In your copy, include every line of the listing below exactly but none of the pictures.

:: RAW DATA ::
#####
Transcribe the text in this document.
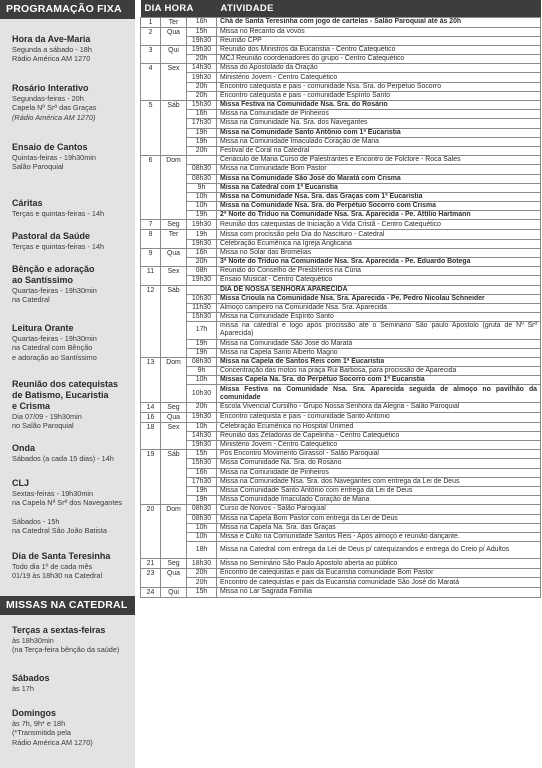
PROGRAMAÇÃO FIXA
Hora da Ave-Maria
Segunda a sábado - 18h
Rádio América AM 1270
Rosário Interativo
Segundas-feiras - 20h
Capela Nº Srª das Graças
(Rádio América AM 1270)
Ensaio de Cantos
Quintas-feiras - 19h30min
Salão Paroquial
Cáritas
Terças e quintas-feiras - 14h
Pastoral da Saúde
Terças e quintas-feiras - 14h
Bênção e adoração
ao Santíssimo
Quartas-feiras - 19h30min
na Catedral
Leitura Orante
Quartas-feiras - 19h30min
na Catedral com Bênção
e adoração ao Santíssimo
Reunião dos catequistas
de Batismo, Eucaristia
e Crisma
Dia 07/09 - 19h30min
no Salão Paroquial
Onda
Sábados (a cada 15 dias) - 14h
CLJ
Sextas-feiras - 19h30min
na Capela Nª Srª dos Navegantes
Sábados - 15h
na Catedral São João Batista
Dia de Santa Teresinha
Todo dia 1º de cada mês
01/19 às 18h30 na Catedral
MISSAS NA CATEDRAL
Terças a sextas-feiras
às 18h30min
(na Terça-feira bênção da saúde)
Sábados
às 17h
Domingos
às 7h, 9h* e 18h
(*Transmitida pela
Rádio América AM 1270)
DIA	HORA		ATIVIDADE
1	Ter	16h	Chá de Santa Teresinha com jogo de cartelas - Salão Paroquial até às 20h
2	Qua	15h	Missa no Recanto da vovós
		19h30	Reunião CPP
3	Qui	19h30	Reunião dos Ministros da Eucaristia - Centro Catequético
		20h	MCJ Reunião coordenadores do grupo - Centro Catequético
4	Sex	14h30	Missa do Apostolado da Oração
		19h30	Ministério Jovem - Centro Catequético
		20h	Encontro catequista e pais - comunidade Nsa. Sra. do Perpétuo Socorro
		20h	Encontro catequista e pais - comunidade Espírito Santo
5	Sáb	15h30	Missa Festiva na Comunidade Nsa. Sra. do Rosário
		16h	Missa na Comunidade de Pinheiros
		17h30	Missa na Comunidade Na. Sra. dos Navegantes
		19h	Missa na Comunidade Santo Antônio com 1ª Eucaristia
		19h	Missa na Comunidade Imaculado Coração de Maria
		20h	Festival de Coral na Catedral
6	Dom		Cenáculo de Maria Curso de Palestrantes e Encontro de Folclore - Roca Sales
		08h30	Missa na Comunidade Bom Pastor
		08h30	Missa na Comunidade São José do Maratá com Crisma
		9h	Missa na Catedral com 1ª Eucaristia
		10h	Missa na Comunidade Nsa. Sra. das Graças com 1ª Eucaristia
		10h	Missa na Comunidade Nsa. Sra. do Perpétuo Socorro com Crisma
		19h	2ª Noite do Tríduo na Comunidade Nsa. Sra. Aparecida - Pe. Attílio Hartmann
7	Seg	19h30	Reunião dos catequistas de Iniciação a Vida Cristã - Centro Catequético
8	Ter	19h	Missa com procissão pelo Dia do Nascituro - Catedral
		19h30	Celebração Ecumênica na Igreja Anglicana
9	Qua	16h	Missa no Solar das Bromélias
		20h	3ª Noite do Tríduo na Comunidade Nsa. Sra. Aparecida - Pe. Eduardo Botega
11	Sex	08h	Reunião do Conselho de Presbíteros na Cúria
		19h30	Ensaio Musicat - Centro Catequético
12	Sáb		DIA DE NOSSA SENHORA APARECIDA
		10h30	Missa Crioula na Comunidade Nsa. Sra. Aparecida - Pe. Pedro Nicolau Schneider
		11h30	Almoço campeiro na Comunidade Nsa. Sra. Aparecida
		15h30	Missa na Comunidade Espírito Santo
		17h	missa na catedral e logo após procissão até o Seminário São paulo Apostolo (gruta de Nº Srª Aparecida)
		19h	Missa na Comunidade São José do Maratá
		19h	Missa na Capela Santo Alberto Magno
13	Dom	08h30	Missa na Capela de Santos Reis com 1ª Eucaristia
		9h	Concentração das motos na praça Rui Barbosa, para procissão de Aparecida
		10h	Missas Capela Na. Sra. do Perpétuo Socorro com 1ª Eucaristia
		10h30	Missa Festiva na Comunidade Nsa. Sra. Aparecida seguida de almoço no pavilhão da comunidade
14	Seg	20h	Escola Vivencial Cursilho - Grupo Nossa Senhora da Alegria - Salão Paroquial
16	Qua	19h30	Encontro catequista e pais - comunidade Santo Antonio
18	Sex	10h	Celebração Ecumênica no Hospital Unimed
		14h30	Reunião das Zeladoras de Capelinha - Centro Catequético
		19h30	Ministério Jovem - Centro Catequético
19	Sáb	15h	Pós Encontro Movimento Girassol - Salão Paroquial
		15h30	Missa Comunidade Na. Sra. do Rosário
		16h	Missa na Comunidade de Pinheiros
		17h30	Missa na Comunidade Nsa. Sra. dos Navegantes com entrega da Lei de Deus
		19h	Missa Comunidade Santo Antônio com entrega da Lei de Deus
		19h	Missa Comunidade Imaculado Coração de Maria
20	Dom	08h30	Curso de Noivos - Salão Paroquial
		08h30	Missa na Capela Bom Pastor com entrega da Lei de Deus
		10h	Missa na Capela Na. Sra. das Graças
		10h	Missa e Culto na Comunidade Santos Reis - Após almoço e reunião dançante.
		18h	Missa na Catedral com entrega da Lei de Deus p/ catequizandos e entrega do Creio p/ Adultos
21	Seg	18h30	Missa no Seminário São Paulo Apostolo aberta ao público
23	Qua	20h	Encontro de catequistas e pais da Eucaristia comunidade Bom Pastor
		20h	Encontro de catequistas e pais da Eucaristia comunidade São José do Maratá
24	Qui	15h	Missa no Lar Sagrada Família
#####
:: REPLY ::
Transcribe the text in this document.
PROGRAMAÇÃO FIXA
Hora da Ave-Maria
Segunda a sábado - 18h
Rádio América AM 1270
Rosário Interativo
Segundas-feiras - 20h
Capela Nº Srª das Graças
(Rádio América AM 1270)
Ensaio de Cantos
Quintas-feiras - 19h30min
Salão Paroquial
Cáritas
Terças e quintas-feiras - 14h
Pastoral da Saúde
Terças e quintas-feiras - 14h
Bênção e adoração
ao Santíssimo
Quartas-feiras - 19h30min
na Catedral
Leitura Orante
Quartas-feiras - 19h30min
na Catedral com Bênção
e adoração ao Santíssimo
Reunião dos catequistas
de Batismo, Eucaristia
e Crisma
Dia 07/09 - 19h30min
no Salão Paroquial
Onda
Sábados (a cada 15 dias) - 14h
CLJ
Sextas-feiras - 19h30min
na Capela Nª Srª dos Navegantes
Sábados - 15h
na Catedral São João Batista
Dia de Santa Teresinha
Todo dia 1º de cada mês
01/19 às 18h30 na Catedral
MISSAS NA CATEDRAL
Terças a sextas-feiras
às 18h30min
(na Terça-feira bênção da saúde)
Sábados
às 17h
Domingos
às 7h, 9h* e 18h
(*Transmitida pela
Rádio América AM 1270)
DIA	HORA		ATIVIDADE
1	Ter	16h	Chá de Santa Teresinha com jogo de cartelas - Salão Paroquial até às 20h
2	Qua	15h	Missa no Recanto da vovós
		19h30	Reunião CPP
3	Qui	19h30	Reunião dos Ministros da Eucaristia - Centro Catequético
		20h	MCJ Reunião coordenadores do grupo - Centro Catequético
4	Sex	14h30	Missa do Apostolado da Oração
		19h30	Ministério Jovem - Centro Catequético
		20h	Encontro catequista e pais - comunidade Nsa. Sra. do Perpétuo Socorro
		20h	Encontro catequista e pais - comunidade Espírito Santo
5	Sáb	15h30	Missa Festiva na Comunidade Nsa. Sra. do Rosário
		16h	Missa na Comunidade de Pinheiros
		17h30	Missa na Comunidade Na. Sra. dos Navegantes
		19h	Missa na Comunidade Santo Antônio com 1ª Eucaristia
		19h	Missa na Comunidade Imaculado Coração de Maria
		20h	Festival de Coral na Catedral
6	Dom		Cenáculo de Maria Curso de Palestrantes e Encontro de Folclore - Roca Sales
		08h30	Missa na Comunidade Bom Pastor
		08h30	Missa na Comunidade São José do Maratá com Crisma
		9h	Missa na Catedral com 1ª Eucaristia
		10h	Missa na Comunidade Nsa. Sra. das Graças com 1ª Eucaristia
		10h	Missa na Comunidade Nsa. Sra. do Perpétuo Socorro com Crisma
		19h	2ª Noite do Tríduo na Comunidade Nsa. Sra. Aparecida - Pe. Attílio Hartmann
7	Seg	19h30	Reunião dos catequistas de Iniciação a Vida Cristã - Centro Catequético
8	Ter	19h	Missa com procissão pelo Dia do Nascituro - Catedral
		19h30	Celebração Ecumênica na Igreja Anglicana
9	Qua	16h	Missa no Solar das Bromélias
		20h	3ª Noite do Tríduo na Comunidade Nsa. Sra. Aparecida - Pe. Eduardo Botega
11	Sex	08h	Reunião do Conselho de Presbíteros na Cúria
		19h30	Ensaio Musicat - Centro Catequético
12	Sáb		DIA DE NOSSA SENHORA APARECIDA
		10h30	Missa Crioula na Comunidade Nsa. Sra. Aparecida - Pe. Pedro Nicolau Schneider
		11h30	Almoço campeiro na Comunidade Nsa. Sra. Aparecida
		15h30	Missa na Comunidade Espírito Santo
		17h	missa na catedral e logo após procissão até o Seminário São paulo Apostolo (gruta de Nº Srª Aparecida)
		19h	Missa na Comunidade São José do Maratá
		19h	Missa na Capela Santo Alberto Magno
13	Dom	08h30	Missa na Capela de Santos Reis com 1ª Eucaristia
		9h	Concentração das motos na praça Rui Barbosa, para procissão de Aparecida
		10h	Missas Capela Na. Sra. do Perpétuo Socorro com 1ª Eucaristia
		10h30	Missa Festiva na Comunidade Nsa. Sra. Aparecida seguida de almoço no pavilhão da comunidade
14	Seg	20h	Escola Vivencial Cursilho - Grupo Nossa Senhora da Alegria - Salão Paroquial
16	Qua	19h30	Encontro catequista e pais - comunidade Santo Antonio
18	Sex	10h	Celebração Ecumênica no Hospital Unimed
		14h30	Reunião das Zeladoras de Capelinha - Centro Catequético
		19h30	Ministério Jovem - Centro Catequético
19	Sáb	15h	Pós Encontro Movimento Girassol - Salão Paroquial
		15h30	Missa Comunidade Na. Sra. do Rosário
		16h	Missa na Comunidade de Pinheiros
		17h30	Missa na Comunidade Nsa. Sra. dos Navegantes com entrega da Lei de Deus
		19h	Missa Comunidade Santo Antônio com entrega da Lei de Deus
		19h	Missa Comunidade Imaculado Coração de Maria
20	Dom	08h30	Curso de Noivos - Salão Paroquial
		08h30	Missa na Capela Bom Pastor com entrega da Lei de Deus
		10h	Missa na Capela Na. Sra. das Graças
		10h	Missa e Culto na Comunidade Santos Reis - Após almoço e reunião dançante.
		18h	Missa na Catedral com entrega da Lei de Deus p/ catequizandos e entrega do Creio p/ Adultos
21	Seg	18h30	Missa no Seminário São Paulo Apostolo aberta ao público
23	Qua	20h	Encontro de catequistas e pais da Eucaristia comunidade Bom Pastor
		20h	Encontro de catequistas e pais da Eucaristia comunidade São José do Maratá
24	Qui	15h	Missa no Lar Sagrada Família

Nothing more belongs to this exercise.